━━ DATA FOR PROCESSING

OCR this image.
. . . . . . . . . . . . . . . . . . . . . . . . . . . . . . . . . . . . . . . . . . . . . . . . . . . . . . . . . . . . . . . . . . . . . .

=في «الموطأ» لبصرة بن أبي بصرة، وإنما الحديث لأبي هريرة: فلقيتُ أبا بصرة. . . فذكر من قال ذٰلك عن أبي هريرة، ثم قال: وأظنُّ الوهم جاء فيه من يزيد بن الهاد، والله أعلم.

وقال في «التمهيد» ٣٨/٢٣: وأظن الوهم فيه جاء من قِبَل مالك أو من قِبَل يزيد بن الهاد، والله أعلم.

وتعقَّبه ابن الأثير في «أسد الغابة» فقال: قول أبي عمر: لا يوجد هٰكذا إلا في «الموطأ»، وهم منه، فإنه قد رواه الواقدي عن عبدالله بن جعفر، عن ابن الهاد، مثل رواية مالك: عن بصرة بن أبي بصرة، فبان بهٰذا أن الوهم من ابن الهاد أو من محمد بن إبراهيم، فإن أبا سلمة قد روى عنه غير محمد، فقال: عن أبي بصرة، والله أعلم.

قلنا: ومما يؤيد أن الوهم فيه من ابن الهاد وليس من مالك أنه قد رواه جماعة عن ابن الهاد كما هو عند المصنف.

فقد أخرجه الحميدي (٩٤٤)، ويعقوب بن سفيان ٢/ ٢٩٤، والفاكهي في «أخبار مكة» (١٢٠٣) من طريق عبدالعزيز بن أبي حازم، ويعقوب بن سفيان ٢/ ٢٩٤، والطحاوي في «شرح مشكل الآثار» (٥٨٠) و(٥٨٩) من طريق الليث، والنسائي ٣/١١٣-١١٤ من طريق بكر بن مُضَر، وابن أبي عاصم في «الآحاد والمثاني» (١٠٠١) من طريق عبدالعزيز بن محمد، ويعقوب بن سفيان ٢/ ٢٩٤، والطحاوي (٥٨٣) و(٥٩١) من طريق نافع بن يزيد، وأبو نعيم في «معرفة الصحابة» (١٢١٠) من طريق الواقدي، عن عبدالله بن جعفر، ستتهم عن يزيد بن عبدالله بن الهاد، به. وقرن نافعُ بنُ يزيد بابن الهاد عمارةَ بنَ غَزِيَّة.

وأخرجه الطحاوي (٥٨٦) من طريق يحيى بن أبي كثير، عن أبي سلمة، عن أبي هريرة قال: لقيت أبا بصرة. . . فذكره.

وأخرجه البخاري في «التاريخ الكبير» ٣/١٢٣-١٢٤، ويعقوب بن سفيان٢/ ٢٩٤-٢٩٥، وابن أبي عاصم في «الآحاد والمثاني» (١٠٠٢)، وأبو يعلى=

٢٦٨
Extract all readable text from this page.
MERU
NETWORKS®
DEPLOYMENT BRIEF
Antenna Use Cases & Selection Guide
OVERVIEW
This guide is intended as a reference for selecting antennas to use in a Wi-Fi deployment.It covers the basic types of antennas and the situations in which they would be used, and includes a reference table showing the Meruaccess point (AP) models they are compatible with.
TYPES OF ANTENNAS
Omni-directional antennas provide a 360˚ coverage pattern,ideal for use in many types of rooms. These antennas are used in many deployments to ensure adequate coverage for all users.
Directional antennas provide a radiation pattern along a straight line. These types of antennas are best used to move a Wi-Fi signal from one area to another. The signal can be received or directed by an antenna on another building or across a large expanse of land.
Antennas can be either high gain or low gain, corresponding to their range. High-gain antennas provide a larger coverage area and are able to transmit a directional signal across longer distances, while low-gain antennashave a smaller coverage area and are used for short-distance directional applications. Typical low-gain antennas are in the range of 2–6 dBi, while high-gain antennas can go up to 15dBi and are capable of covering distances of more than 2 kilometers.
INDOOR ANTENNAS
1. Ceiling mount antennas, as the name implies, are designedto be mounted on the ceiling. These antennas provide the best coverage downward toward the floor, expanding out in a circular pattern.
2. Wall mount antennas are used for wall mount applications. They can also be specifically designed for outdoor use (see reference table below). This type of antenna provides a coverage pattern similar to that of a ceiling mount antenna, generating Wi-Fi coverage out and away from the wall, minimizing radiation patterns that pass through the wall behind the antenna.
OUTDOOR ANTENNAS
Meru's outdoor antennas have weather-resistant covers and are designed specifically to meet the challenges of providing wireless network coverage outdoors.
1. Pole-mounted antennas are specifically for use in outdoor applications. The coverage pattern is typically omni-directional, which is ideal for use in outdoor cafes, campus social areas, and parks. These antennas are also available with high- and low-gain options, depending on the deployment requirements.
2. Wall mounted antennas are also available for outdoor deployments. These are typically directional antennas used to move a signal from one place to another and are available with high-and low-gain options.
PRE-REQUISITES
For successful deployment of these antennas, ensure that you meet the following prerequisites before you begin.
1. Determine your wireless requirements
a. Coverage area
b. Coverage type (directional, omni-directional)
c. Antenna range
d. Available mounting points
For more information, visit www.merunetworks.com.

━━━━

**DIRECTIVE**
Return all lines of the material above in which the word "وأظن" occurs.

**ANSWER TO THE PROBLEM**
=في «الموطأ» لبصرة بن أبي بصرة، وإنما الحديث لأبي هريرة: فلقيتُ أبا بصرة. . . فذكر من قال ذٰلك عن أبي هريرة، ثم قال: وأظنُّ الوهم جاء فيه من يزيد بن الهاد، والله أعلم.
وقال في «التمهيد» ٣٨/٢٣: وأظن الوهم فيه جاء من قِبَل مالك أو من قِبَل يزيد بن الهاد، والله أعلم.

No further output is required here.